▶ _Work to do_
Below are some records. Say in a single number how many of their lines include the word "title".

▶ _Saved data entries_
— BEGIN —

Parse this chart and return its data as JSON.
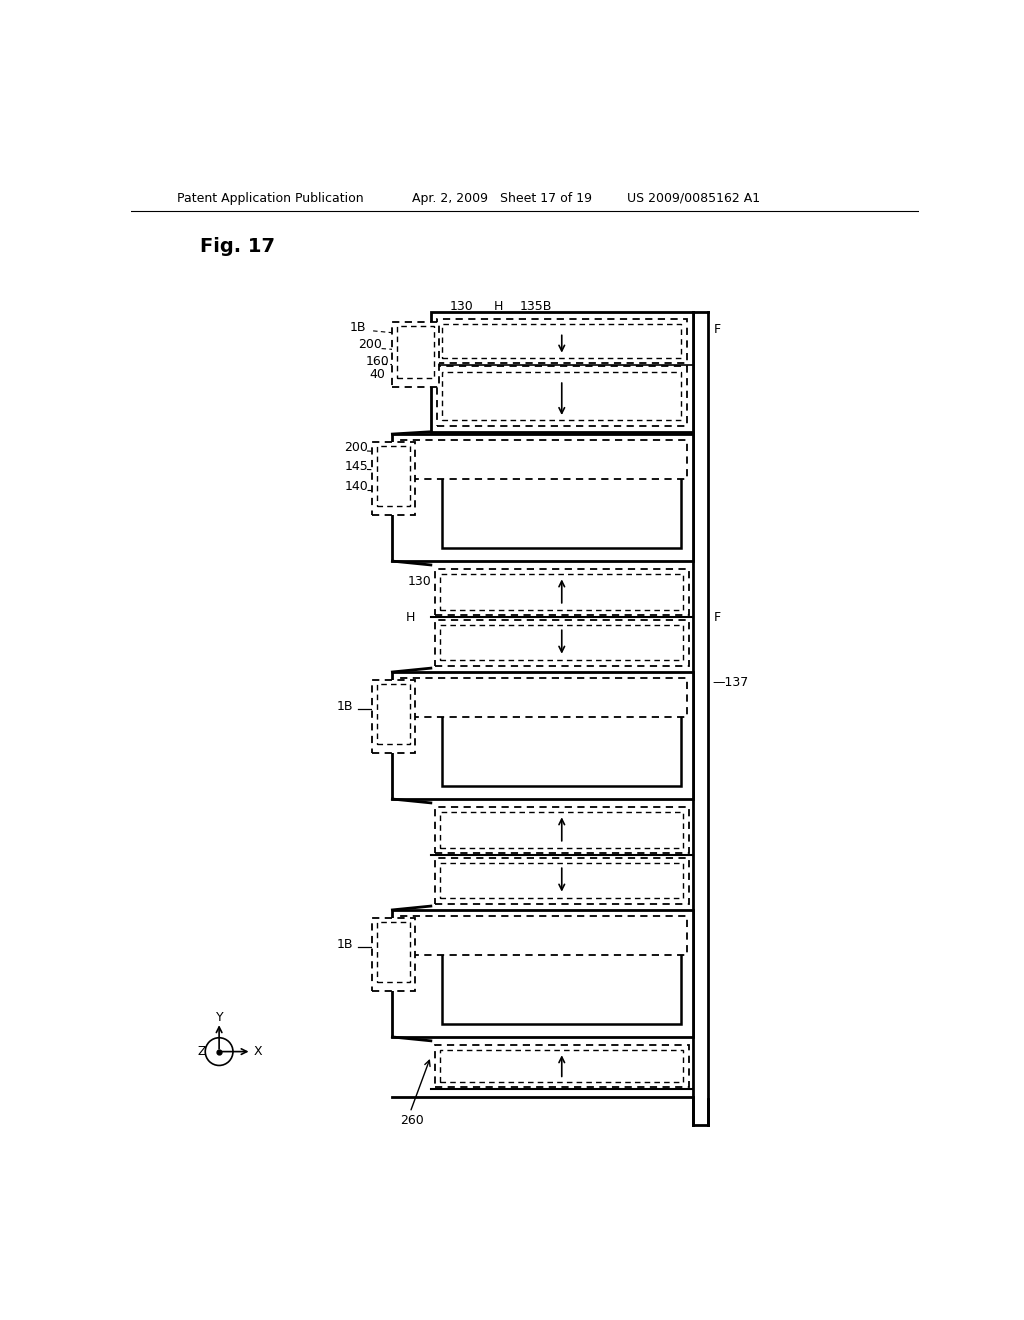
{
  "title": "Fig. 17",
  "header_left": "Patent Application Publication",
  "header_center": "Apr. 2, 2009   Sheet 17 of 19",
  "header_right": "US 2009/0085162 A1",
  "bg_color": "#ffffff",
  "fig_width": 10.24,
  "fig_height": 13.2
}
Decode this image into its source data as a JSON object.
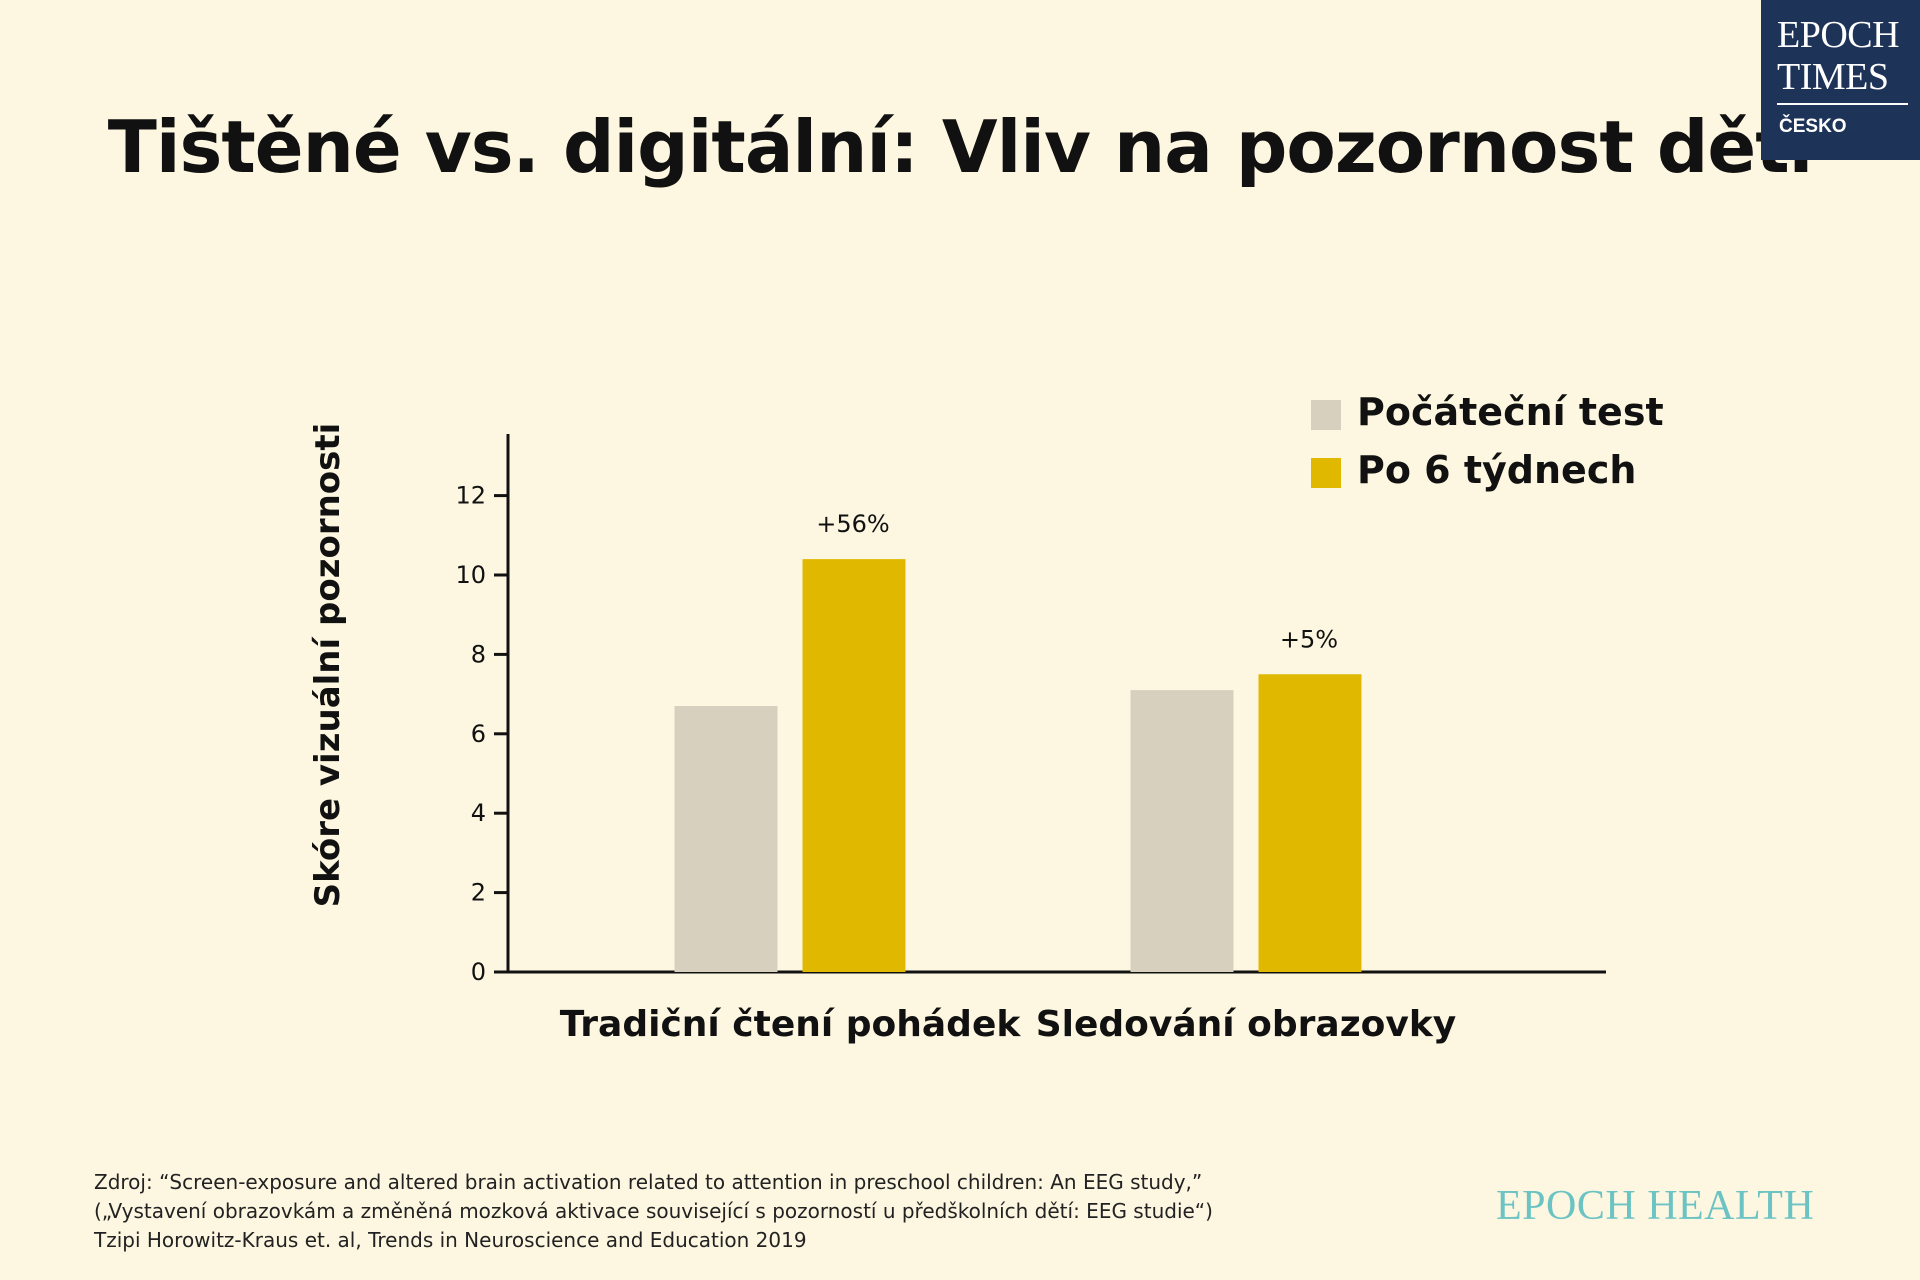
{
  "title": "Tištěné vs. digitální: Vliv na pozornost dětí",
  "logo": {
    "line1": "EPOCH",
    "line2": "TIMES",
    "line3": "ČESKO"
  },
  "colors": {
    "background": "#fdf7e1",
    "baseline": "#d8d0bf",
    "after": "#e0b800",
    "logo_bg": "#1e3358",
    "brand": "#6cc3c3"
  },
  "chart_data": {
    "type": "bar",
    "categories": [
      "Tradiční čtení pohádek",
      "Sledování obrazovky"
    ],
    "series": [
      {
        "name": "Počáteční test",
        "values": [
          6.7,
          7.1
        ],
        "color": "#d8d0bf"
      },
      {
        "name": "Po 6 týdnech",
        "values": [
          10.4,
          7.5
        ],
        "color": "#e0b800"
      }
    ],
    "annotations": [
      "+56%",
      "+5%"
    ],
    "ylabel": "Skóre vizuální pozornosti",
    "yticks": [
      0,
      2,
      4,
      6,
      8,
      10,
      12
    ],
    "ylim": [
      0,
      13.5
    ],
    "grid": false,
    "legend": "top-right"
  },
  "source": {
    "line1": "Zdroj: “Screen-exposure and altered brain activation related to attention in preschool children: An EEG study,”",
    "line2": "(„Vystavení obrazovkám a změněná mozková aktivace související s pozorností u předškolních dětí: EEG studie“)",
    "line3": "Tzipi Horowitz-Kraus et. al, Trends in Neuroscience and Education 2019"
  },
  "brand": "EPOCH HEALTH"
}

— END —

▶ _Answer to the problem_
2